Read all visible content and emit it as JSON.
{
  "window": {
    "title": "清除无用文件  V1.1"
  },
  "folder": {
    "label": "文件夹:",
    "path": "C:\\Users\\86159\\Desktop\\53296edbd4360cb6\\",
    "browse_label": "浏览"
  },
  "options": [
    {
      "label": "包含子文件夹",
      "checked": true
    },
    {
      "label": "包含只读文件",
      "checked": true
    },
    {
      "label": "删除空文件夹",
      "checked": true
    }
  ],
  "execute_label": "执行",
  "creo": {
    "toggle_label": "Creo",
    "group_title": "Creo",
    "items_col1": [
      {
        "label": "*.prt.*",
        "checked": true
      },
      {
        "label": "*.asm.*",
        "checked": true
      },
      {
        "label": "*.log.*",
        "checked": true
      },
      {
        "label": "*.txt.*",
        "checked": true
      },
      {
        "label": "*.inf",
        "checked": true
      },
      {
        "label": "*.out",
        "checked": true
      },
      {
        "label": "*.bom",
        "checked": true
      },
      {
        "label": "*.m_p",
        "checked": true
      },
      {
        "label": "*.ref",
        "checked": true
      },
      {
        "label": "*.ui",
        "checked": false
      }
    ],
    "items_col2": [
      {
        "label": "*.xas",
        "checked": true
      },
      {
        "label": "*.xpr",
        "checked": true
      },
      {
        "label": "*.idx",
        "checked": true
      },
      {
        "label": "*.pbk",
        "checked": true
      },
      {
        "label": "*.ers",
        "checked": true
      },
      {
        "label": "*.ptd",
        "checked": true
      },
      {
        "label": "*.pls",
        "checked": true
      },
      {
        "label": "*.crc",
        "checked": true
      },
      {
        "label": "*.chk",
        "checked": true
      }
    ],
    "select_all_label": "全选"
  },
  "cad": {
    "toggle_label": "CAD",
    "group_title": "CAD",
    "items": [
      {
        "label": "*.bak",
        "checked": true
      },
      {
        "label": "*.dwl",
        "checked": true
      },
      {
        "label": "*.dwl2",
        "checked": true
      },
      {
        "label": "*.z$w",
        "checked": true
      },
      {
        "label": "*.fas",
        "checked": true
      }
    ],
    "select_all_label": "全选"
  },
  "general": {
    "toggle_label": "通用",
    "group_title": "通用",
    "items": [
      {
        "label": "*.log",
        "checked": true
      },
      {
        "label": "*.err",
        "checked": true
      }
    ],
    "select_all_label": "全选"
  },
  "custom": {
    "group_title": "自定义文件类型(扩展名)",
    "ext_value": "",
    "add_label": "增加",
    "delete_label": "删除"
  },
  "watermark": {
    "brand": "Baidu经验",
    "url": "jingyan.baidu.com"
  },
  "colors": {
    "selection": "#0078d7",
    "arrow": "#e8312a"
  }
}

# # # #

## What you have to do
Emit the full listing verbatim.

## Result
Read all visible content and emit it as JSON.
{
  "window": {
    "title": "清除无用文件  V1.1"
  },
  "folder": {
    "label": "文件夹:",
    "path": "C:\\Users\\86159\\Desktop\\53296edbd4360cb6\\",
    "browse_label": "浏览"
  },
  "options": [
    {
      "label": "包含子文件夹",
      "checked": true
    },
    {
      "label": "包含只读文件",
      "checked": true
    },
    {
      "label": "删除空文件夹",
      "checked": true
    }
  ],
  "execute_label": "执行",
  "creo": {
    "toggle_label": "Creo",
    "group_title": "Creo",
    "items_col1": [
      {
        "label": "*.prt.*",
        "checked": true
      },
      {
        "label": "*.asm.*",
        "checked": true
      },
      {
        "label": "*.log.*",
        "checked": true
      },
      {
        "label": "*.txt.*",
        "checked": true
      },
      {
        "label": "*.inf",
        "checked": true
      },
      {
        "label": "*.out",
        "checked": true
      },
      {
        "label": "*.bom",
        "checked": true
      },
      {
        "label": "*.m_p",
        "checked": true
      },
      {
        "label": "*.ref",
        "checked": true
      },
      {
        "label": "*.ui",
        "checked": false
      }
    ],
    "items_col2": [
      {
        "label": "*.xas",
        "checked": true
      },
      {
        "label": "*.xpr",
        "checked": true
      },
      {
        "label": "*.idx",
        "checked": true
      },
      {
        "label": "*.pbk",
        "checked": true
      },
      {
        "label": "*.ers",
        "checked": true
      },
      {
        "label": "*.ptd",
        "checked": true
      },
      {
        "label": "*.pls",
        "checked": true
      },
      {
        "label": "*.crc",
        "checked": true
      },
      {
        "label": "*.chk",
        "checked": true
      }
    ],
    "select_all_label": "全选"
  },
  "cad": {
    "toggle_label": "CAD",
    "group_title": "CAD",
    "items": [
      {
        "label": "*.bak",
        "checked": true
      },
      {
        "label": "*.dwl",
        "checked": true
      },
      {
        "label": "*.dwl2",
        "checked": true
      },
      {
        "label": "*.z$w",
        "checked": true
      },
      {
        "label": "*.fas",
        "checked": true
      }
    ],
    "select_all_label": "全选"
  },
  "general": {
    "toggle_label": "通用",
    "group_title": "通用",
    "items": [
      {
        "label": "*.log",
        "checked": true
      },
      {
        "label": "*.err",
        "checked": true
      }
    ],
    "select_all_label": "全选"
  },
  "custom": {
    "group_title": "自定义文件类型(扩展名)",
    "ext_value": "",
    "add_label": "增加",
    "delete_label": "删除"
  },
  "watermark": {
    "brand": "Baidu经验",
    "url": "jingyan.baidu.com"
  },
  "colors": {
    "selection": "#0078d7",
    "arrow": "#e8312a"
  }
}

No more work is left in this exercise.